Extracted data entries
--------------------------------------------------

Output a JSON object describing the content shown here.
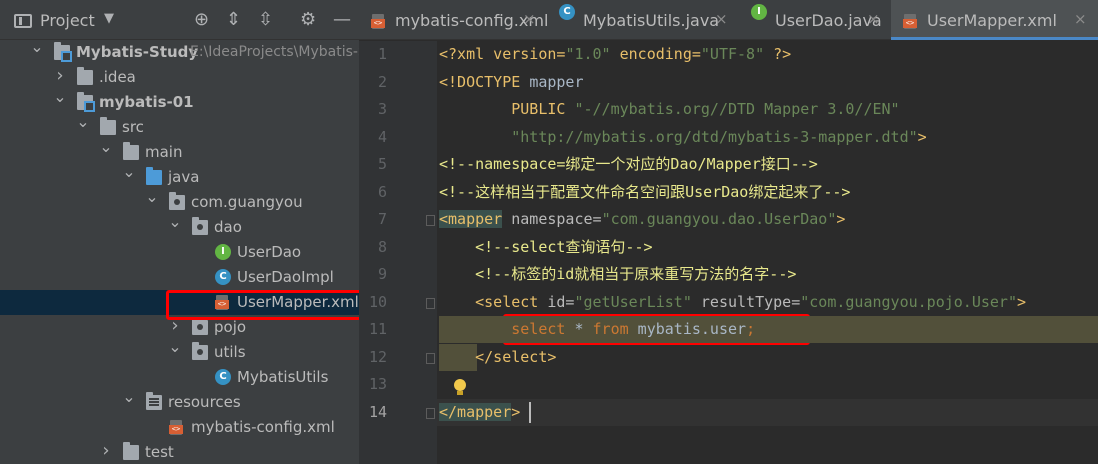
{
  "project_panel": {
    "title": "Project",
    "tree": [
      {
        "label": "Mybatis-Study",
        "path": "E:\\IdeaProjects\\Mybatis-S",
        "bold": true,
        "icon": "module-folder-icon",
        "arrow": "down",
        "depth": 0
      },
      {
        "label": ".idea",
        "icon": "folder-icon",
        "arrow": "right",
        "depth": 1
      },
      {
        "label": "mybatis-01",
        "bold": true,
        "icon": "module-folder-icon",
        "arrow": "down",
        "depth": 1
      },
      {
        "label": "src",
        "icon": "folder-icon",
        "arrow": "down",
        "depth": 2
      },
      {
        "label": "main",
        "icon": "folder-icon",
        "arrow": "down",
        "depth": 3
      },
      {
        "label": "java",
        "icon": "source-folder-icon",
        "arrow": "down",
        "depth": 4
      },
      {
        "label": "com.guangyou",
        "icon": "package-icon",
        "arrow": "down",
        "depth": 5
      },
      {
        "label": "dao",
        "icon": "package-icon",
        "arrow": "down",
        "depth": 6
      },
      {
        "label": "UserDao",
        "icon": "interface-icon",
        "arrow": "",
        "depth": 7
      },
      {
        "label": "UserDaoImpl",
        "icon": "class-icon",
        "arrow": "",
        "depth": 7
      },
      {
        "label": "UserMapper.xml",
        "icon": "xml-file-icon",
        "arrow": "",
        "depth": 7,
        "selected": true
      },
      {
        "label": "pojo",
        "icon": "package-icon",
        "arrow": "right",
        "depth": 6
      },
      {
        "label": "utils",
        "icon": "package-icon",
        "arrow": "down",
        "depth": 6
      },
      {
        "label": "MybatisUtils",
        "icon": "class-icon",
        "arrow": "",
        "depth": 7
      },
      {
        "label": "resources",
        "icon": "resources-folder-icon",
        "arrow": "down",
        "depth": 4
      },
      {
        "label": "mybatis-config.xml",
        "icon": "xml-file-icon",
        "arrow": "",
        "depth": 5
      },
      {
        "label": "test",
        "icon": "folder-icon",
        "arrow": "right",
        "depth": 3
      }
    ]
  },
  "tabs": [
    {
      "label": "mybatis-config.xml",
      "icon": "xml-file-icon",
      "active": false
    },
    {
      "label": "MybatisUtils.java",
      "icon": "class-icon",
      "active": false
    },
    {
      "label": "UserDao.java",
      "icon": "interface-icon",
      "active": false
    },
    {
      "label": "UserMapper.xml",
      "icon": "xml-file-icon",
      "active": true
    }
  ],
  "editor": {
    "line_numbers": [
      "1",
      "2",
      "3",
      "4",
      "5",
      "6",
      "7",
      "8",
      "9",
      "10",
      "11",
      "12",
      "13",
      "14"
    ],
    "current_line": "14",
    "lines": [
      [
        {
          "t": "<?xml version=",
          "c": "c-decl"
        },
        {
          "t": "\"1.0\"",
          "c": "c-str"
        },
        {
          "t": " encoding=",
          "c": "c-decl"
        },
        {
          "t": "\"UTF-8\"",
          "c": "c-str"
        },
        {
          "t": " ?>",
          "c": "c-decl"
        }
      ],
      [
        {
          "t": "<!DOCTYPE ",
          "c": "c-decl"
        },
        {
          "t": "mapper",
          "c": "c-text"
        }
      ],
      [
        {
          "t": "        PUBLIC ",
          "c": "c-decl"
        },
        {
          "t": "\"-//mybatis.org//DTD Mapper 3.0//EN\"",
          "c": "c-str"
        }
      ],
      [
        {
          "t": "        \"http://mybatis.org/dtd/mybatis-3-mapper.dtd\"",
          "c": "c-str"
        },
        {
          "t": ">",
          "c": "c-decl"
        }
      ],
      [
        {
          "t": "<!--namespace=绑定一个对应的Dao/Mapper接口-->",
          "c": "c-cmt-yellow"
        }
      ],
      [
        {
          "t": "<!--这样相当于配置文件命名空间跟UserDao绑定起来了-->",
          "c": "c-cmt-yellow"
        }
      ],
      [
        {
          "t": "<mapper",
          "c": "c-tag tag-bg"
        },
        {
          "t": " namespace=",
          "c": "c-attr"
        },
        {
          "t": "\"com.guangyou.dao.UserDao\"",
          "c": "c-attrval"
        },
        {
          "t": ">",
          "c": "c-tag"
        }
      ],
      [
        {
          "t": "    <!--select查询语句-->",
          "c": "c-cmt-yellow"
        }
      ],
      [
        {
          "t": "    <!--标签的id就相当于原来重写方法的名字-->",
          "c": "c-cmt-yellow"
        }
      ],
      [
        {
          "t": "    <select",
          "c": "c-tag"
        },
        {
          "t": " id=",
          "c": "c-attr"
        },
        {
          "t": "\"getUserList\"",
          "c": "c-attrval"
        },
        {
          "t": " resultType=",
          "c": "c-attr"
        },
        {
          "t": "\"com.guangyou.pojo.User\"",
          "c": "c-attrval"
        },
        {
          "t": ">",
          "c": "c-tag"
        }
      ],
      [
        {
          "t": "        select",
          "c": "c-sql-kw"
        },
        {
          "t": " * ",
          "c": "c-sql-id"
        },
        {
          "t": "from",
          "c": "c-sql-kw"
        },
        {
          "t": " mybatis.user",
          "c": "c-sql-id"
        },
        {
          "t": ";",
          "c": "c-sql-kw"
        }
      ],
      [
        {
          "t": "    </select>",
          "c": "c-tag"
        }
      ],
      [
        {
          "t": "",
          "c": "c-text"
        }
      ],
      [
        {
          "t": "</mapper",
          "c": "c-tag tag-bg"
        },
        {
          "t": ">",
          "c": "c-tag"
        }
      ]
    ]
  }
}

--------------------------------------------------

PROBLEM REQUIREMENTS >>
Retype everything in the material word for word, minus pictures.

EXERCISE ANSWER >>
Output a JSON object describing the content shown here.
{
  "project_panel": {
    "title": "Project",
    "tree": [
      {
        "label": "Mybatis-Study",
        "path": "E:\\IdeaProjects\\Mybatis-S",
        "bold": true,
        "icon": "module-folder-icon",
        "arrow": "down",
        "depth": 0
      },
      {
        "label": ".idea",
        "icon": "folder-icon",
        "arrow": "right",
        "depth": 1
      },
      {
        "label": "mybatis-01",
        "bold": true,
        "icon": "module-folder-icon",
        "arrow": "down",
        "depth": 1
      },
      {
        "label": "src",
        "icon": "folder-icon",
        "arrow": "down",
        "depth": 2
      },
      {
        "label": "main",
        "icon": "folder-icon",
        "arrow": "down",
        "depth": 3
      },
      {
        "label": "java",
        "icon": "source-folder-icon",
        "arrow": "down",
        "depth": 4
      },
      {
        "label": "com.guangyou",
        "icon": "package-icon",
        "arrow": "down",
        "depth": 5
      },
      {
        "label": "dao",
        "icon": "package-icon",
        "arrow": "down",
        "depth": 6
      },
      {
        "label": "UserDao",
        "icon": "interface-icon",
        "arrow": "",
        "depth": 7
      },
      {
        "label": "UserDaoImpl",
        "icon": "class-icon",
        "arrow": "",
        "depth": 7
      },
      {
        "label": "UserMapper.xml",
        "icon": "xml-file-icon",
        "arrow": "",
        "depth": 7,
        "selected": true
      },
      {
        "label": "pojo",
        "icon": "package-icon",
        "arrow": "right",
        "depth": 6
      },
      {
        "label": "utils",
        "icon": "package-icon",
        "arrow": "down",
        "depth": 6
      },
      {
        "label": "MybatisUtils",
        "icon": "class-icon",
        "arrow": "",
        "depth": 7
      },
      {
        "label": "resources",
        "icon": "resources-folder-icon",
        "arrow": "down",
        "depth": 4
      },
      {
        "label": "mybatis-config.xml",
        "icon": "xml-file-icon",
        "arrow": "",
        "depth": 5
      },
      {
        "label": "test",
        "icon": "folder-icon",
        "arrow": "right",
        "depth": 3
      }
    ]
  },
  "tabs": [
    {
      "label": "mybatis-config.xml",
      "icon": "xml-file-icon",
      "active": false
    },
    {
      "label": "MybatisUtils.java",
      "icon": "class-icon",
      "active": false
    },
    {
      "label": "UserDao.java",
      "icon": "interface-icon",
      "active": false
    },
    {
      "label": "UserMapper.xml",
      "icon": "xml-file-icon",
      "active": true
    }
  ],
  "editor": {
    "line_numbers": [
      "1",
      "2",
      "3",
      "4",
      "5",
      "6",
      "7",
      "8",
      "9",
      "10",
      "11",
      "12",
      "13",
      "14"
    ],
    "current_line": "14",
    "lines": [
      [
        {
          "t": "<?xml version=",
          "c": "c-decl"
        },
        {
          "t": "\"1.0\"",
          "c": "c-str"
        },
        {
          "t": " encoding=",
          "c": "c-decl"
        },
        {
          "t": "\"UTF-8\"",
          "c": "c-str"
        },
        {
          "t": " ?>",
          "c": "c-decl"
        }
      ],
      [
        {
          "t": "<!DOCTYPE ",
          "c": "c-decl"
        },
        {
          "t": "mapper",
          "c": "c-text"
        }
      ],
      [
        {
          "t": "        PUBLIC ",
          "c": "c-decl"
        },
        {
          "t": "\"-//mybatis.org//DTD Mapper 3.0//EN\"",
          "c": "c-str"
        }
      ],
      [
        {
          "t": "        \"http://mybatis.org/dtd/mybatis-3-mapper.dtd\"",
          "c": "c-str"
        },
        {
          "t": ">",
          "c": "c-decl"
        }
      ],
      [
        {
          "t": "<!--namespace=绑定一个对应的Dao/Mapper接口-->",
          "c": "c-cmt-yellow"
        }
      ],
      [
        {
          "t": "<!--这样相当于配置文件命名空间跟UserDao绑定起来了-->",
          "c": "c-cmt-yellow"
        }
      ],
      [
        {
          "t": "<mapper",
          "c": "c-tag tag-bg"
        },
        {
          "t": " namespace=",
          "c": "c-attr"
        },
        {
          "t": "\"com.guangyou.dao.UserDao\"",
          "c": "c-attrval"
        },
        {
          "t": ">",
          "c": "c-tag"
        }
      ],
      [
        {
          "t": "    <!--select查询语句-->",
          "c": "c-cmt-yellow"
        }
      ],
      [
        {
          "t": "    <!--标签的id就相当于原来重写方法的名字-->",
          "c": "c-cmt-yellow"
        }
      ],
      [
        {
          "t": "    <select",
          "c": "c-tag"
        },
        {
          "t": " id=",
          "c": "c-attr"
        },
        {
          "t": "\"getUserList\"",
          "c": "c-attrval"
        },
        {
          "t": " resultType=",
          "c": "c-attr"
        },
        {
          "t": "\"com.guangyou.pojo.User\"",
          "c": "c-attrval"
        },
        {
          "t": ">",
          "c": "c-tag"
        }
      ],
      [
        {
          "t": "        select",
          "c": "c-sql-kw"
        },
        {
          "t": " * ",
          "c": "c-sql-id"
        },
        {
          "t": "from",
          "c": "c-sql-kw"
        },
        {
          "t": " mybatis.user",
          "c": "c-sql-id"
        },
        {
          "t": ";",
          "c": "c-sql-kw"
        }
      ],
      [
        {
          "t": "    </select>",
          "c": "c-tag"
        }
      ],
      [
        {
          "t": "",
          "c": "c-text"
        }
      ],
      [
        {
          "t": "</mapper",
          "c": "c-tag tag-bg"
        },
        {
          "t": ">",
          "c": "c-tag"
        }
      ]
    ]
  }
}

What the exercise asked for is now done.